Exercise goal: Tell how many lines include the string "Product". Answer with a single number.

Task material:
+ + + +

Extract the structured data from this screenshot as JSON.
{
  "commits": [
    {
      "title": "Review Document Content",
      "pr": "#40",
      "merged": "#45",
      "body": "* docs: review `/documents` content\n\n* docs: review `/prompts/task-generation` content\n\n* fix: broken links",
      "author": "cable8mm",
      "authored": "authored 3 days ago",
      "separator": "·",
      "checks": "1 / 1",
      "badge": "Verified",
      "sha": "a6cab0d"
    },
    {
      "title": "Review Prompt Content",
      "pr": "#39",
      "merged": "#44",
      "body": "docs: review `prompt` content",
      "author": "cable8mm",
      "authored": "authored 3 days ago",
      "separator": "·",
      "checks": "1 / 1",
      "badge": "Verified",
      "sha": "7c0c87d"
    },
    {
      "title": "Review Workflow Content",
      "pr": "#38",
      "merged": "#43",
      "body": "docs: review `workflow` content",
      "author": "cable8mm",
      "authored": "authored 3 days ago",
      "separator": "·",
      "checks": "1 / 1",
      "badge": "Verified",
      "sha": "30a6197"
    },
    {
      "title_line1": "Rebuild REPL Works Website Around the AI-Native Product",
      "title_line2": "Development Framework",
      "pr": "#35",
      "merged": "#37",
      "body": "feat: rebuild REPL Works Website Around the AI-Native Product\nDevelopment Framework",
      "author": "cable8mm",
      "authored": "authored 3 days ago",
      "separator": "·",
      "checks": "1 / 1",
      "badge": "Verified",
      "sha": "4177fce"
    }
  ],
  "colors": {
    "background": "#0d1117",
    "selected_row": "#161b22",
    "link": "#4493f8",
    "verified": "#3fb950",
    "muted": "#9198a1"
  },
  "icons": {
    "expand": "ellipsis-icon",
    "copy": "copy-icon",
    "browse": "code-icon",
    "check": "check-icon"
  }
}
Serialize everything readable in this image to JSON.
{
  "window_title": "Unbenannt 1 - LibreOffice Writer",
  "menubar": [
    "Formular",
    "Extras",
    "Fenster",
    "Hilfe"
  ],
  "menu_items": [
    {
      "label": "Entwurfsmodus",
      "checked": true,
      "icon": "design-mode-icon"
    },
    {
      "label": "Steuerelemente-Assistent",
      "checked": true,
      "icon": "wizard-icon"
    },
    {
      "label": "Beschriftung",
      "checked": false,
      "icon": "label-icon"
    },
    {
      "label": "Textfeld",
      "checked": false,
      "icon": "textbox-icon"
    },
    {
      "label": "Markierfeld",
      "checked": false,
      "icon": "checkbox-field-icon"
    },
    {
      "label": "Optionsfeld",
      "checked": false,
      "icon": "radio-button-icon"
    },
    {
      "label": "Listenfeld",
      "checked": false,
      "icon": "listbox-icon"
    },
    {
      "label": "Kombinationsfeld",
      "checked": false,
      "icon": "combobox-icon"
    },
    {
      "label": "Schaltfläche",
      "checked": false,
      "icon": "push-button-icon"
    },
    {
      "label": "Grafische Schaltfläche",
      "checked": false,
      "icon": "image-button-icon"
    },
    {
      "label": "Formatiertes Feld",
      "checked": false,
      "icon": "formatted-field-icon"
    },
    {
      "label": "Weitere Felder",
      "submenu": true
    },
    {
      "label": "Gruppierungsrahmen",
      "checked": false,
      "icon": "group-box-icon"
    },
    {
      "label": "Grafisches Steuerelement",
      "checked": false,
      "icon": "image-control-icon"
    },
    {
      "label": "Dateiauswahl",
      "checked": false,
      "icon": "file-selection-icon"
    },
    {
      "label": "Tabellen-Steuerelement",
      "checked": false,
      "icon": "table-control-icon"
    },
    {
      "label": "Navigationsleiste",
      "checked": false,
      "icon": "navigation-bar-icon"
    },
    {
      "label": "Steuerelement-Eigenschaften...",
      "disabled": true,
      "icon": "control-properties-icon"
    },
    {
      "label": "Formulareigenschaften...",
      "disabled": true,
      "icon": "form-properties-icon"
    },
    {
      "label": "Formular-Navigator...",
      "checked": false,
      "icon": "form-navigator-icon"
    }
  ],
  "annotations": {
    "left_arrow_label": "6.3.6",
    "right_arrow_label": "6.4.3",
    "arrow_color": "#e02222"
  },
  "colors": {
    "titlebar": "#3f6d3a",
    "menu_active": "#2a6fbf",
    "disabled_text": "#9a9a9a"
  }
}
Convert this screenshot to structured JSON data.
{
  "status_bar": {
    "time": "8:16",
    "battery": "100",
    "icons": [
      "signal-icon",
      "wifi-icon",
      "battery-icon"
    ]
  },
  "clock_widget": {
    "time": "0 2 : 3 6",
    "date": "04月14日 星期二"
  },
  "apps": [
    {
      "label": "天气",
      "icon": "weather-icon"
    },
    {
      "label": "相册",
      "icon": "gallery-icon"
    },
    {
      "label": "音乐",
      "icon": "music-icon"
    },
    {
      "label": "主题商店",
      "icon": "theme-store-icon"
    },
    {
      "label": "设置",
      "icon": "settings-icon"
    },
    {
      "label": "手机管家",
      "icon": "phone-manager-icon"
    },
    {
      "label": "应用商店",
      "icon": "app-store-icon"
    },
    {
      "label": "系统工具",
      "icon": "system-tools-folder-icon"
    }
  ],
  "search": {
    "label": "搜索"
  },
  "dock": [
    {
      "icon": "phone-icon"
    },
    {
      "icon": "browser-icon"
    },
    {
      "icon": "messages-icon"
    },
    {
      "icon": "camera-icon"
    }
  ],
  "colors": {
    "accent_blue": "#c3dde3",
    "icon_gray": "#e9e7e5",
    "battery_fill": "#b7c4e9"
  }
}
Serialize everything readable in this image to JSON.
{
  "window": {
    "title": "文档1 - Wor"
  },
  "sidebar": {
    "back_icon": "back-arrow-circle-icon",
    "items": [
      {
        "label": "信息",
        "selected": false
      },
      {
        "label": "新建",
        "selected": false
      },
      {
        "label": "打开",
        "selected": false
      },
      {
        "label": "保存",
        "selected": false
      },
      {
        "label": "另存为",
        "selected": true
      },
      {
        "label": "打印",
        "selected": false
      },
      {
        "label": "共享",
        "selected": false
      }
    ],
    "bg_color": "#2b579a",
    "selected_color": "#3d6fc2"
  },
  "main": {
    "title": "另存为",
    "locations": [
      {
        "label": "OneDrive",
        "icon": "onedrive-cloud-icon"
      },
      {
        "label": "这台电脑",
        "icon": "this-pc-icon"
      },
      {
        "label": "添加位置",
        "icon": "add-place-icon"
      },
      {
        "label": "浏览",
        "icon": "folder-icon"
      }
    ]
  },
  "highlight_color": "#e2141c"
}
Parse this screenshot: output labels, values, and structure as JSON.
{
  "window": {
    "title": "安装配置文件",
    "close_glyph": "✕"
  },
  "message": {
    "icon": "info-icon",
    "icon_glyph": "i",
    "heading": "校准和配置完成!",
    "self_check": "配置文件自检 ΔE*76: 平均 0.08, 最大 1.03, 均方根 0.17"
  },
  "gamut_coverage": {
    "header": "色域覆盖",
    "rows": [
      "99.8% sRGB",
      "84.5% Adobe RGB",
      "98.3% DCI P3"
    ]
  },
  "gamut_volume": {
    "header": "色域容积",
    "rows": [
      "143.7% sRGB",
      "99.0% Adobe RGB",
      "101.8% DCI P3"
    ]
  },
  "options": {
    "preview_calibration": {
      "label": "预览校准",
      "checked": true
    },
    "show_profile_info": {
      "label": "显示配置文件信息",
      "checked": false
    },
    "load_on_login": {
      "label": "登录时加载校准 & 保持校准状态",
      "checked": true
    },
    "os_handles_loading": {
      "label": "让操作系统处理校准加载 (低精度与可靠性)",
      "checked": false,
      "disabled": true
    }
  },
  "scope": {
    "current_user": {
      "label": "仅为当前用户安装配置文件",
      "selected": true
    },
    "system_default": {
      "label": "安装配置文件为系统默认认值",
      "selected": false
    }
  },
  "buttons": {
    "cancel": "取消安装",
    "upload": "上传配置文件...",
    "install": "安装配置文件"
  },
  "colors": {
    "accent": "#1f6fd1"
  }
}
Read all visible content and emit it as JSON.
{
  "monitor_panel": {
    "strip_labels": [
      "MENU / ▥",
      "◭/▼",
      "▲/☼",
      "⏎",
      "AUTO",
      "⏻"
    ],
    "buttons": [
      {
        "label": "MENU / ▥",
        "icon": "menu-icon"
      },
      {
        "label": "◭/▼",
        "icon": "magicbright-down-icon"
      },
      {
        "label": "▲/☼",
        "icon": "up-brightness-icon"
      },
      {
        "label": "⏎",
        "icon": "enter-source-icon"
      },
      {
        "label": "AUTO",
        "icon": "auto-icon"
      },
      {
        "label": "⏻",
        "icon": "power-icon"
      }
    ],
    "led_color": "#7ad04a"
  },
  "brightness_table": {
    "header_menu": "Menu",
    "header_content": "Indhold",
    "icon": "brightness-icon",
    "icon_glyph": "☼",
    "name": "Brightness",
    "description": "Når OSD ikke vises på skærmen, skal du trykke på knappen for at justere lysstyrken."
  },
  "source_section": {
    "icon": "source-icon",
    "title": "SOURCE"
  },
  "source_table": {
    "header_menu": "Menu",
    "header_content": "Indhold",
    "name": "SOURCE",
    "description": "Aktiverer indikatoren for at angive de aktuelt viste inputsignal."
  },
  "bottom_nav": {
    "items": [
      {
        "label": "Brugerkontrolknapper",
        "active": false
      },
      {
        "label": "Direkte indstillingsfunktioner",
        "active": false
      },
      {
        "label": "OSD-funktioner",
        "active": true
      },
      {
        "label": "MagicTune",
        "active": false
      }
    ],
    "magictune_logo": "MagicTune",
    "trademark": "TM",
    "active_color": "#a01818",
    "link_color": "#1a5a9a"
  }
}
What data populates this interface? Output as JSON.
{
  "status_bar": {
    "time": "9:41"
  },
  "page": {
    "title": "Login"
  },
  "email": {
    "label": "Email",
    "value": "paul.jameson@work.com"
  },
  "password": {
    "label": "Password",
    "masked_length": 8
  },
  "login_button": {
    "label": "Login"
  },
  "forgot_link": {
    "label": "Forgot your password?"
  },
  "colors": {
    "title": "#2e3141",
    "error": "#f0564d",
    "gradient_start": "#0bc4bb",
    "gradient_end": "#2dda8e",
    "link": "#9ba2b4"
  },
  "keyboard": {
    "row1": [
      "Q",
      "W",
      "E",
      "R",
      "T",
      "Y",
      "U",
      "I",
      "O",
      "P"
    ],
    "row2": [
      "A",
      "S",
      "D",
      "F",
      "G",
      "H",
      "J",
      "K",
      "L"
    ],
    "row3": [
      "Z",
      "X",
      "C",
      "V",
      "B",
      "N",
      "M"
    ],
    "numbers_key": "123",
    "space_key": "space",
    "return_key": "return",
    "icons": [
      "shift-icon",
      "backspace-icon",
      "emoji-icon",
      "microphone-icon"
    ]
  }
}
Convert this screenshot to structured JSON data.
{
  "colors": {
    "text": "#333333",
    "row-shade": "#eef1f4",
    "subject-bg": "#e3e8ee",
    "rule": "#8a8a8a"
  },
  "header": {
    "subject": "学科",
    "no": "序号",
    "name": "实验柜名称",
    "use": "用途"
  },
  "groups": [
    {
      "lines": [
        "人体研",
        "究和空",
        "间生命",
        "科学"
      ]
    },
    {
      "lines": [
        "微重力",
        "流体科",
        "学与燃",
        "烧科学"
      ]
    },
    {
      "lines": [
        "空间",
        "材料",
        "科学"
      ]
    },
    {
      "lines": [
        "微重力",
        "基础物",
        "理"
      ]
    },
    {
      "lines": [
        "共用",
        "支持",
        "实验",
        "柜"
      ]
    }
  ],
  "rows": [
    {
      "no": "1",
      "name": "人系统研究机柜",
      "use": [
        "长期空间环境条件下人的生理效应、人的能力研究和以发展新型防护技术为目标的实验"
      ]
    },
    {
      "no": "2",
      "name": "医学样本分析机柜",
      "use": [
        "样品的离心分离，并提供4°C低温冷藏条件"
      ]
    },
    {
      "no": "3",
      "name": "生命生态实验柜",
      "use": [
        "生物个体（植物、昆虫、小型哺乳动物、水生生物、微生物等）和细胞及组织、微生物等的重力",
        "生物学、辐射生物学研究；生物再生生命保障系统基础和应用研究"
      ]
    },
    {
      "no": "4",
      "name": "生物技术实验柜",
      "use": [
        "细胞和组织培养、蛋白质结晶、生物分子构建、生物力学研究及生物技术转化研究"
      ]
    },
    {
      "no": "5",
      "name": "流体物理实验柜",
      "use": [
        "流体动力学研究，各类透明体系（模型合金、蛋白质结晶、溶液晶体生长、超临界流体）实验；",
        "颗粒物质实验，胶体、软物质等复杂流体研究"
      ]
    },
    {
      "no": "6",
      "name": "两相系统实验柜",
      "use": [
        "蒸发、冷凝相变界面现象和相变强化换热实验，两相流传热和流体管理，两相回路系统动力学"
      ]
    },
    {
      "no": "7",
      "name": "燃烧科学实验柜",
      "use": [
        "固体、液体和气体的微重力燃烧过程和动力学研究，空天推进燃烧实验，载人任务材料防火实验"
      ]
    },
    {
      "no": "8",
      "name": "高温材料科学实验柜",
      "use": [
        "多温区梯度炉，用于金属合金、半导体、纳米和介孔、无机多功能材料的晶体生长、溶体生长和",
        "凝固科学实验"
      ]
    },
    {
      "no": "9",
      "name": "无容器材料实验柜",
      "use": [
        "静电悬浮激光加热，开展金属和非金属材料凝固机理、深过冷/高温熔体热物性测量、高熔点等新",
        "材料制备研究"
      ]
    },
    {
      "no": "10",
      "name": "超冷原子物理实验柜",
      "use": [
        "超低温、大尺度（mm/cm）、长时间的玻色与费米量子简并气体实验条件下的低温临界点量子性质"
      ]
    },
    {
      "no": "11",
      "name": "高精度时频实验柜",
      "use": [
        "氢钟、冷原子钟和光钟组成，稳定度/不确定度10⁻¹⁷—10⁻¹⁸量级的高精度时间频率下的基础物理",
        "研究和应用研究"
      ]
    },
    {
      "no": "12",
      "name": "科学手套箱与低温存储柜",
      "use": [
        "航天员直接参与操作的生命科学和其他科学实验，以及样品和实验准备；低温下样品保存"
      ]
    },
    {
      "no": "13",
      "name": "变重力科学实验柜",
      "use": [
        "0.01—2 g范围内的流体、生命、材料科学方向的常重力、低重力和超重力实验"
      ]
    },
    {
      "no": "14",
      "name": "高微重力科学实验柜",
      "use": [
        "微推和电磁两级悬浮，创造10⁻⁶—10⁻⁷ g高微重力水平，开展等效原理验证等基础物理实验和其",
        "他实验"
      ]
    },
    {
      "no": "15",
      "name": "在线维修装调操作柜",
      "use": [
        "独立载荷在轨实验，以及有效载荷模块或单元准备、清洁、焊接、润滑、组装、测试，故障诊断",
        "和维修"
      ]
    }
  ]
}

+ + + +

The answer: 2